BEGIN Data rows

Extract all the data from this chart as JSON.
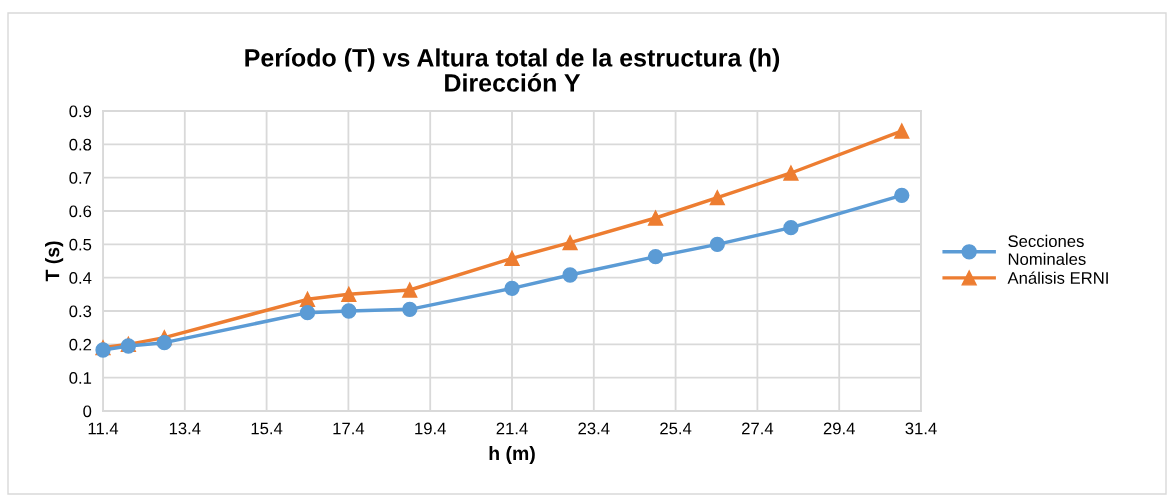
{
  "chart_data": {
    "type": "line",
    "title": "Período (T) vs Altura total de la estructura (h)\nDirección Y",
    "xlabel": "h (m)",
    "ylabel": "T (s)",
    "x": [
      11.4,
      12.02,
      12.9,
      16.4,
      17.41,
      18.9,
      21.4,
      22.82,
      24.91,
      26.42,
      28.22,
      30.93
    ],
    "series": [
      {
        "name": "Secciones\nNominales",
        "color": "#5b9bd5",
        "marker": "circle",
        "values": [
          0.183,
          0.195,
          0.205,
          0.295,
          0.3,
          0.305,
          0.368,
          0.408,
          0.463,
          0.5,
          0.55,
          0.647
        ]
      },
      {
        "name": "Análisis ERNI",
        "color": "#ed7d31",
        "marker": "triangle",
        "values": [
          0.19,
          0.2,
          0.22,
          0.335,
          0.35,
          0.363,
          0.458,
          0.505,
          0.579,
          0.64,
          0.714,
          0.84
        ]
      }
    ],
    "xlim": [
      11.4,
      31.4
    ],
    "xticks": [
      {
        "value": 11.4,
        "label": "11.4"
      },
      {
        "value": 13.4,
        "label": "13.4"
      },
      {
        "value": 15.4,
        "label": "15.4"
      },
      {
        "value": 17.4,
        "label": "17.4"
      },
      {
        "value": 19.4,
        "label": "19.4"
      },
      {
        "value": 21.4,
        "label": "21.4"
      },
      {
        "value": 23.4,
        "label": "23.4"
      },
      {
        "value": 25.4,
        "label": "25.4"
      },
      {
        "value": 27.4,
        "label": "27.4"
      },
      {
        "value": 29.4,
        "label": "29.4"
      },
      {
        "value": 31.4,
        "label": "31.4"
      }
    ],
    "ylim": [
      0,
      0.9
    ],
    "yticks": [
      0,
      0.1,
      0.2,
      0.3,
      0.4,
      0.5,
      0.6,
      0.7,
      0.8,
      0.9
    ],
    "grid": true,
    "legend": "right",
    "line_style": "solid"
  }
}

END Data rows

◆ What you are asked to do
Reply with nothing but a number: how many lines of the entries above contain the string "name"?

◆ Exercise output
2